- [Stated problem]: Tally the lines that include the word "ecpc" and reply with nothing but the total.
* START Exercise data *
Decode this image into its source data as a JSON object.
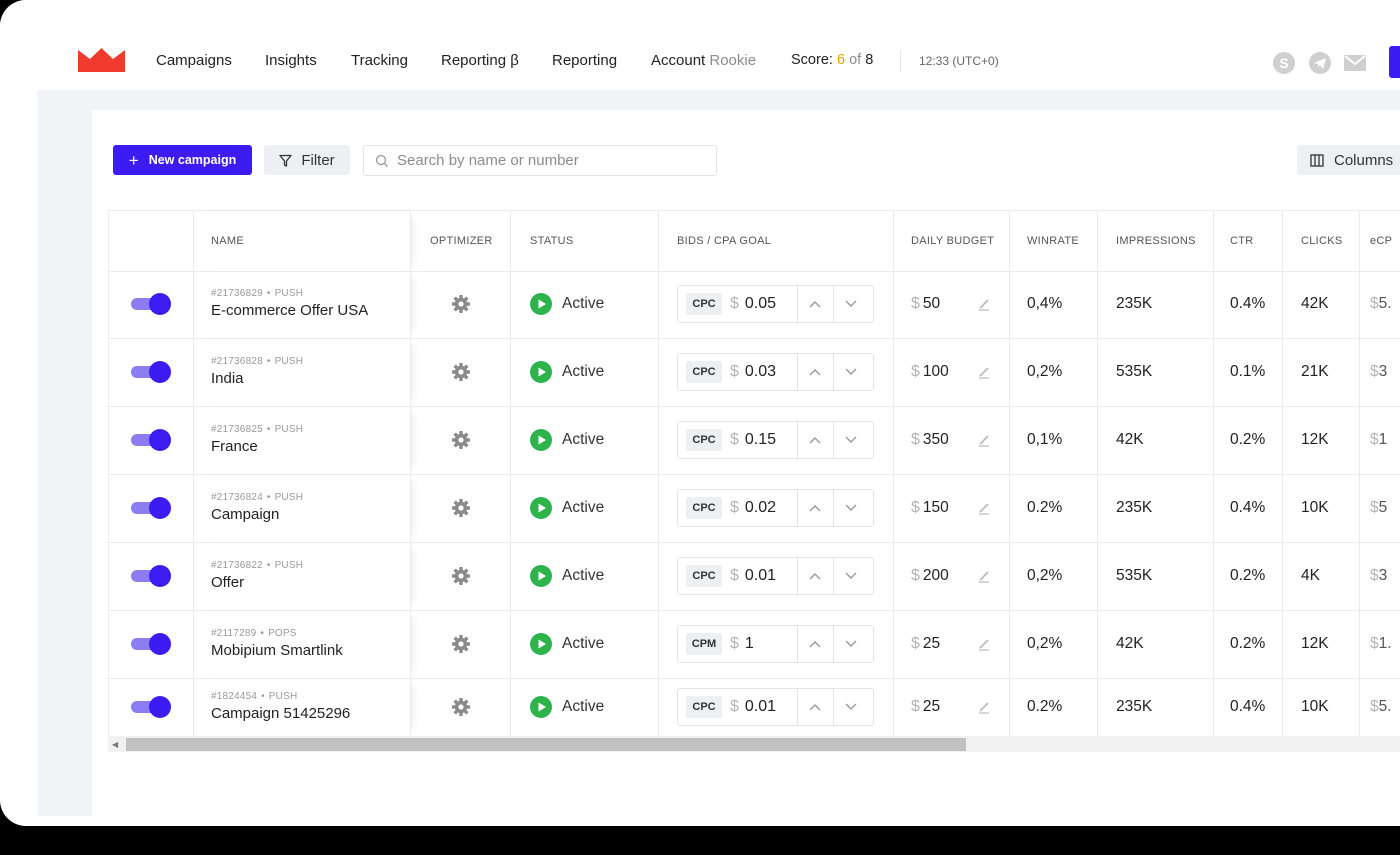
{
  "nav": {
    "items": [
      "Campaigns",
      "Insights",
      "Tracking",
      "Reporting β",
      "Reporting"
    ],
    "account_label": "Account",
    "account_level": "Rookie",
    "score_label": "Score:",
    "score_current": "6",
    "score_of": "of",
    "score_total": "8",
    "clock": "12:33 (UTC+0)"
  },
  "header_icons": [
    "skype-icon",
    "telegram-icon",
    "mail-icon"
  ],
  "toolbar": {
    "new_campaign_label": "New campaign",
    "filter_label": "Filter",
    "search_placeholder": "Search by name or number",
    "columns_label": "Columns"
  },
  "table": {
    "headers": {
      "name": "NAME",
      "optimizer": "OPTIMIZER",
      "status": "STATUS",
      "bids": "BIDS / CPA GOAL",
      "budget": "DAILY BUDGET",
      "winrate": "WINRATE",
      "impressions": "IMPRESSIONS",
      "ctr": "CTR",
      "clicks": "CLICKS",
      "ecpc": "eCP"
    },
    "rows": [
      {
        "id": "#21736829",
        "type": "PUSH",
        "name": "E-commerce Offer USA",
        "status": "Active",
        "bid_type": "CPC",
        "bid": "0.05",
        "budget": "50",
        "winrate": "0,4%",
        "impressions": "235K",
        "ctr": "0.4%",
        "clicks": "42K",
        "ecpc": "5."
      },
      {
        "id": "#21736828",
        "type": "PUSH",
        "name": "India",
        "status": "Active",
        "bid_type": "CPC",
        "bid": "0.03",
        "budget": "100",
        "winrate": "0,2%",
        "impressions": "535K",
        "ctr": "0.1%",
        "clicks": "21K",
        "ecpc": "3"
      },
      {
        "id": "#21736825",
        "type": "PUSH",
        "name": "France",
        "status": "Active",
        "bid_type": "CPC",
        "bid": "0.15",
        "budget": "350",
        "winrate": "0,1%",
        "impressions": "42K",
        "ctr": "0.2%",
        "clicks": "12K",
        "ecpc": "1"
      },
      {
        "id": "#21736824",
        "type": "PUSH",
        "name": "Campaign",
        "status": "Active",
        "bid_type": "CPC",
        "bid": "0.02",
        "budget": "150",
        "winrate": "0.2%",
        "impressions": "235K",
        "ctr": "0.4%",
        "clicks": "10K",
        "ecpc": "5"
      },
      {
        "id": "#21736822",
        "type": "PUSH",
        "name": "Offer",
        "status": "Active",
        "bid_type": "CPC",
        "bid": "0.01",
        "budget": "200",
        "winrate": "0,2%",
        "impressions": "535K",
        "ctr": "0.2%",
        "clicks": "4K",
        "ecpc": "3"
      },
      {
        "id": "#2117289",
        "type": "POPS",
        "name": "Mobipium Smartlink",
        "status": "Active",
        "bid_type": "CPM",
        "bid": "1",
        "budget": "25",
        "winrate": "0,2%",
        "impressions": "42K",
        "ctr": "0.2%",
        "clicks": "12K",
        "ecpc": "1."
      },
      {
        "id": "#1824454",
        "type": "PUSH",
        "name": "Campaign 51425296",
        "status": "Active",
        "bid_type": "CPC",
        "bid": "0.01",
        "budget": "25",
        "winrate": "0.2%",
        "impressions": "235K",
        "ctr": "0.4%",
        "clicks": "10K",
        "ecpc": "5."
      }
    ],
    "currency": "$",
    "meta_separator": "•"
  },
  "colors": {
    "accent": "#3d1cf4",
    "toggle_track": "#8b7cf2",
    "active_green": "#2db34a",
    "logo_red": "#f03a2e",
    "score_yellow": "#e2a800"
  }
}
* END Exercise data *
* START Exercise data *
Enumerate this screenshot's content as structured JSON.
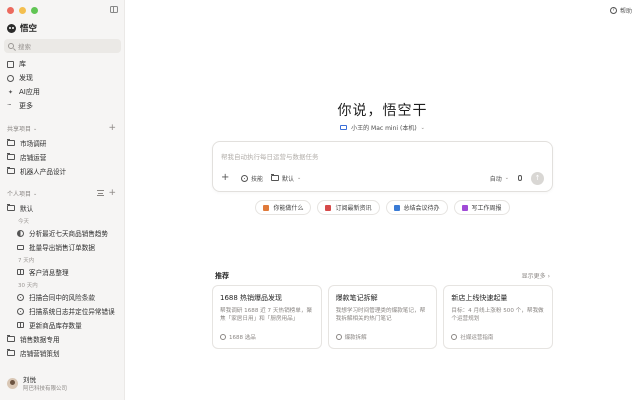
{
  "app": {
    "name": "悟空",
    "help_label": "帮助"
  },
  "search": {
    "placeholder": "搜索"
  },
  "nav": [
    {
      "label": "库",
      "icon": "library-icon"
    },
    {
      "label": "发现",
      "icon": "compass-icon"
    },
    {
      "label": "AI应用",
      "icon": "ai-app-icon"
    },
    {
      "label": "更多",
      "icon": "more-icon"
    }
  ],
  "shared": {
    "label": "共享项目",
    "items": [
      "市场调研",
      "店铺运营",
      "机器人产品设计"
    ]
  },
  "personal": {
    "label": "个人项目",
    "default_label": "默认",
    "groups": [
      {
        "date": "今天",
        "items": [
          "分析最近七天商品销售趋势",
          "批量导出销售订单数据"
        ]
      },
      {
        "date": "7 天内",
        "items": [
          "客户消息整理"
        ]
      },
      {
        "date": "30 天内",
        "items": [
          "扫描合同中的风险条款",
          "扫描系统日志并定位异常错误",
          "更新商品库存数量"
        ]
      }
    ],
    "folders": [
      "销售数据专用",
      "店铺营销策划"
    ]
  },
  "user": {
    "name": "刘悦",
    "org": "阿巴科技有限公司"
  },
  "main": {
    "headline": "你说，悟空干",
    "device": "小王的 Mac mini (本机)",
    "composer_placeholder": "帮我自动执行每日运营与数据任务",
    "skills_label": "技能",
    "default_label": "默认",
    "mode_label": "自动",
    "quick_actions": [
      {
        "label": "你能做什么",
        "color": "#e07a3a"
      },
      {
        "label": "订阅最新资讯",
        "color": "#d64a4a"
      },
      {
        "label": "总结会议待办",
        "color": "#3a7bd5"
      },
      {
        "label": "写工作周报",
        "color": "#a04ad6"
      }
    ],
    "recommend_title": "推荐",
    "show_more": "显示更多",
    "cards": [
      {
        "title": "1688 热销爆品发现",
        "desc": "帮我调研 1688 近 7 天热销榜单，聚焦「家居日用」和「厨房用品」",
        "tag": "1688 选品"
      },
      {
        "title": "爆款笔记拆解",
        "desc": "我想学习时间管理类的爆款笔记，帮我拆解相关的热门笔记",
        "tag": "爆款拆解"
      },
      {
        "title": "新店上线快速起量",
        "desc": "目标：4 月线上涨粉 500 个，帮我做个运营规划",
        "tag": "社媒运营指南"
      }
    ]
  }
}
* END Exercise data *
- [Solution to this task]: 8